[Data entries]

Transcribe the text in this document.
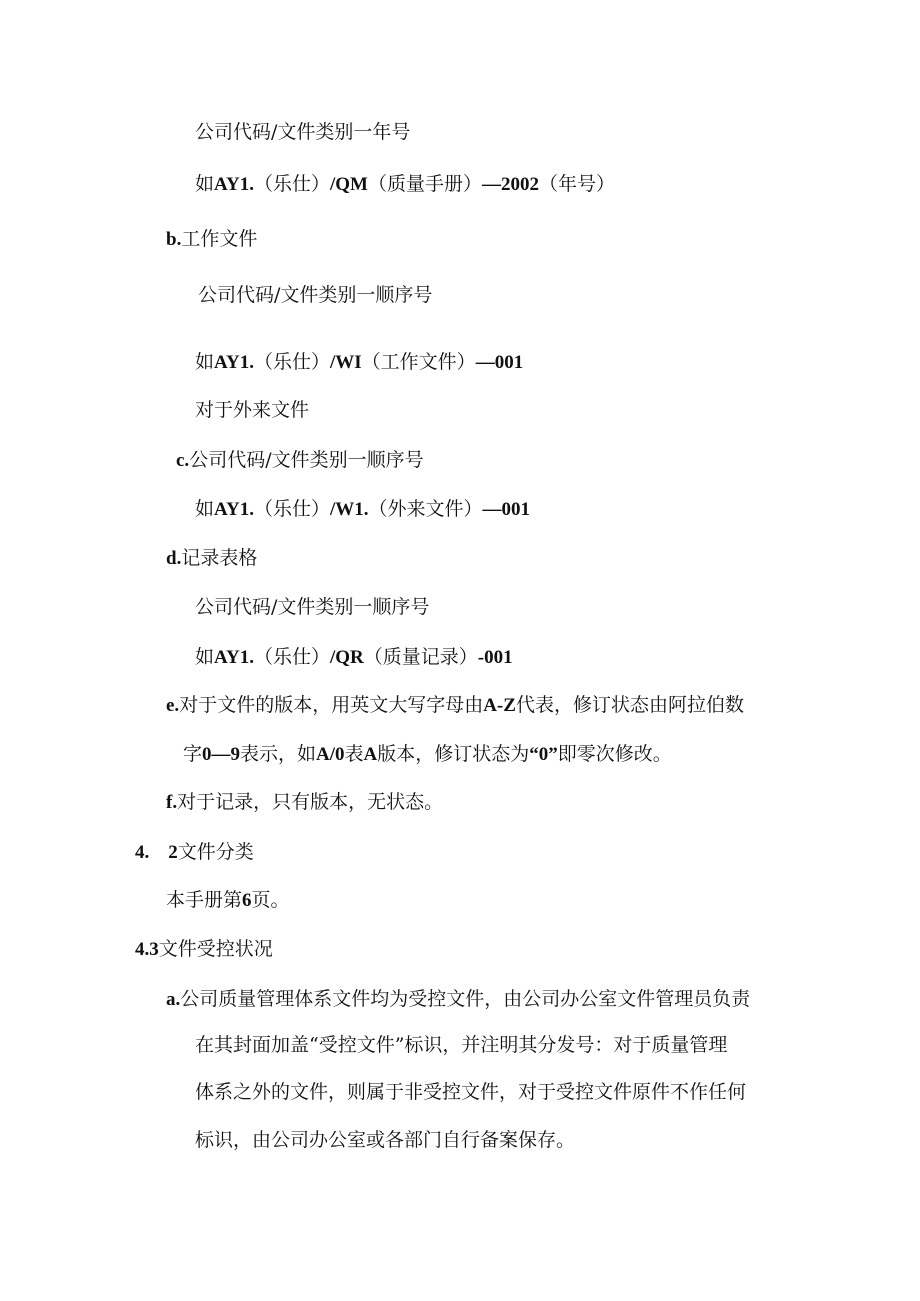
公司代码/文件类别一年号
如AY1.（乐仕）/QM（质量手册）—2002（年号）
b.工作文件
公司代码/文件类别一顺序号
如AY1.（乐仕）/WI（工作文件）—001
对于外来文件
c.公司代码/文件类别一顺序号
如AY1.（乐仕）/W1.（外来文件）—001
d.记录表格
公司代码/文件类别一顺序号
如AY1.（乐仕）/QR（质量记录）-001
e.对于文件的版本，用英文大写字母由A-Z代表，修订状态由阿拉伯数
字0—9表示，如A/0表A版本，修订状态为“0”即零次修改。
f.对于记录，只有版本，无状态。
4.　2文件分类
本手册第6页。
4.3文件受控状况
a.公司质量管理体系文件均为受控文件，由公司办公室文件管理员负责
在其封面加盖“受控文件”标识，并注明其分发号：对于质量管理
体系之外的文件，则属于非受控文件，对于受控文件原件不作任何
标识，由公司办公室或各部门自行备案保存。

### To be done
Copy the material exactly. Do not include the pictures.

### Exercise response
Transcribe the text in this document.
公司代码/文件类别一年号
如AY1.（乐仕）/QM（质量手册）—2002（年号）
b.工作文件
公司代码/文件类别一顺序号
如AY1.（乐仕）/WI（工作文件）—001
对于外来文件
c.公司代码/文件类别一顺序号
如AY1.（乐仕）/W1.（外来文件）—001
d.记录表格
公司代码/文件类别一顺序号
如AY1.（乐仕）/QR（质量记录）-001
e.对于文件的版本，用英文大写字母由A-Z代表，修订状态由阿拉伯数
字0—9表示，如A/0表A版本，修订状态为“0”即零次修改。
f.对于记录，只有版本，无状态。
4.　2文件分类
本手册第6页。
4.3文件受控状况
a.公司质量管理体系文件均为受控文件，由公司办公室文件管理员负责
在其封面加盖“受控文件”标识，并注明其分发号：对于质量管理
体系之外的文件，则属于非受控文件，对于受控文件原件不作任何
标识，由公司办公室或各部门自行备案保存。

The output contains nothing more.